(Task description): Filter the entries for lines with the word "some".

++++ Data records

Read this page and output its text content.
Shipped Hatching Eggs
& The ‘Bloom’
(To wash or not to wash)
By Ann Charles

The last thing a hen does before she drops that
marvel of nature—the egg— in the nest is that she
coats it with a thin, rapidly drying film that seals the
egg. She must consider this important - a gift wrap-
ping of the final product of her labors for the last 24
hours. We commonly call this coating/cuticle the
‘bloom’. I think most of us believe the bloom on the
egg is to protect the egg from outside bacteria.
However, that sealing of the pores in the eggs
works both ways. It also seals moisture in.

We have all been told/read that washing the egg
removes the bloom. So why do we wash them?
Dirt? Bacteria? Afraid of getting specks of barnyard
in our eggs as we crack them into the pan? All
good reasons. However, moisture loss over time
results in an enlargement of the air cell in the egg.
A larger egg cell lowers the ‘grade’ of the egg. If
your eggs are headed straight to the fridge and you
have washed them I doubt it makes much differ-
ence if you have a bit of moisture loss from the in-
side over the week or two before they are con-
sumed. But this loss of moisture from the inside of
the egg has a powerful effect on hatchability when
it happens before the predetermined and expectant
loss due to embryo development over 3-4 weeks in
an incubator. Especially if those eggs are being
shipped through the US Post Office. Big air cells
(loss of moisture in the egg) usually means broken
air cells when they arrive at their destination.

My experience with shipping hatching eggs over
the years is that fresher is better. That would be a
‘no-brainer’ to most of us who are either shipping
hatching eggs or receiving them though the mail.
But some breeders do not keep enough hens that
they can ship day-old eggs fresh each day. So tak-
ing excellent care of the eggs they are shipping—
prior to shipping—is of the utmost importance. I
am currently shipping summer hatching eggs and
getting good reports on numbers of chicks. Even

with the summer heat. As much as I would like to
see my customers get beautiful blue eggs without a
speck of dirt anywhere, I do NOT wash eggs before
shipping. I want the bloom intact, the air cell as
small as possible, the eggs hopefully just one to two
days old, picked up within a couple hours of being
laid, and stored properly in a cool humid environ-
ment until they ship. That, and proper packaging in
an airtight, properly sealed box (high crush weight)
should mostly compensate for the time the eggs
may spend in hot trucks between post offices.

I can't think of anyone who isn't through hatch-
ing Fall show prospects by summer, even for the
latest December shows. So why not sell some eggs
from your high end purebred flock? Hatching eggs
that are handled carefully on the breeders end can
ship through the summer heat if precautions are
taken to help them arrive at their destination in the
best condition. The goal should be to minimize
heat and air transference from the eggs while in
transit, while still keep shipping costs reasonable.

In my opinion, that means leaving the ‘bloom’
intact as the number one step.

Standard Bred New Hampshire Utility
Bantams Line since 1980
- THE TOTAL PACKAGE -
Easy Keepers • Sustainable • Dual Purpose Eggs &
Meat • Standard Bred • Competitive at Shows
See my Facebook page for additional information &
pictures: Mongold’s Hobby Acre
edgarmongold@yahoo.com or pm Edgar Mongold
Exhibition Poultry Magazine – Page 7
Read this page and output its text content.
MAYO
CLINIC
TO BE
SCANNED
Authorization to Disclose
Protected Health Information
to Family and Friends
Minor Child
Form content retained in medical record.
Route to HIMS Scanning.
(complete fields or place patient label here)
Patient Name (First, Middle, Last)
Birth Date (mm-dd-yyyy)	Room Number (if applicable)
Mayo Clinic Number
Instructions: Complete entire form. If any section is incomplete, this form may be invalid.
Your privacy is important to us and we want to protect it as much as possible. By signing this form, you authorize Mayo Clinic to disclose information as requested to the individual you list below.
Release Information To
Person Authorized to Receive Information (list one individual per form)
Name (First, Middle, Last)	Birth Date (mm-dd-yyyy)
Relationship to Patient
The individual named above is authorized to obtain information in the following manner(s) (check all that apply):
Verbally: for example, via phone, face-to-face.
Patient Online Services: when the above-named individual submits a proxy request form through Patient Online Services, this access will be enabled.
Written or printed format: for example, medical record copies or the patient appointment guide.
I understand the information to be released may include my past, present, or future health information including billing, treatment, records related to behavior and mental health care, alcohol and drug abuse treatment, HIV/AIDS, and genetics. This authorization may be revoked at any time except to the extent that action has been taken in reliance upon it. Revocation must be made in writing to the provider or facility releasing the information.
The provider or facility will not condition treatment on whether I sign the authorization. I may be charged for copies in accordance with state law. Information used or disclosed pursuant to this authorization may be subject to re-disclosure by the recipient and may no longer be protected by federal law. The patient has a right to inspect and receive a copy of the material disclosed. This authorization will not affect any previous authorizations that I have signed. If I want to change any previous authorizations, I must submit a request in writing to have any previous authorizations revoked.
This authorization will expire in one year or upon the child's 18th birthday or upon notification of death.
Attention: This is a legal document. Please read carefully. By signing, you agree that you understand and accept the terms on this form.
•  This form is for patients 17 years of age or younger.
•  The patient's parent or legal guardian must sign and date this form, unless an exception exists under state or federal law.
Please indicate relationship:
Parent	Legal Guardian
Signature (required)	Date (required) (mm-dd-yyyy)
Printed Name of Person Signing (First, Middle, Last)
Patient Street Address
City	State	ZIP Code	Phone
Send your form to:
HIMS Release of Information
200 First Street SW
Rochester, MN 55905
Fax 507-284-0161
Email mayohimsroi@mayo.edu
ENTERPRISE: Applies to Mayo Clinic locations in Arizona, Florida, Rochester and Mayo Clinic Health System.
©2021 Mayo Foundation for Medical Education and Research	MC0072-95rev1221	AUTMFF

++++++++

(Response area):
But some breeders do not keep enough hens that
latest December shows. So why not sell some eggs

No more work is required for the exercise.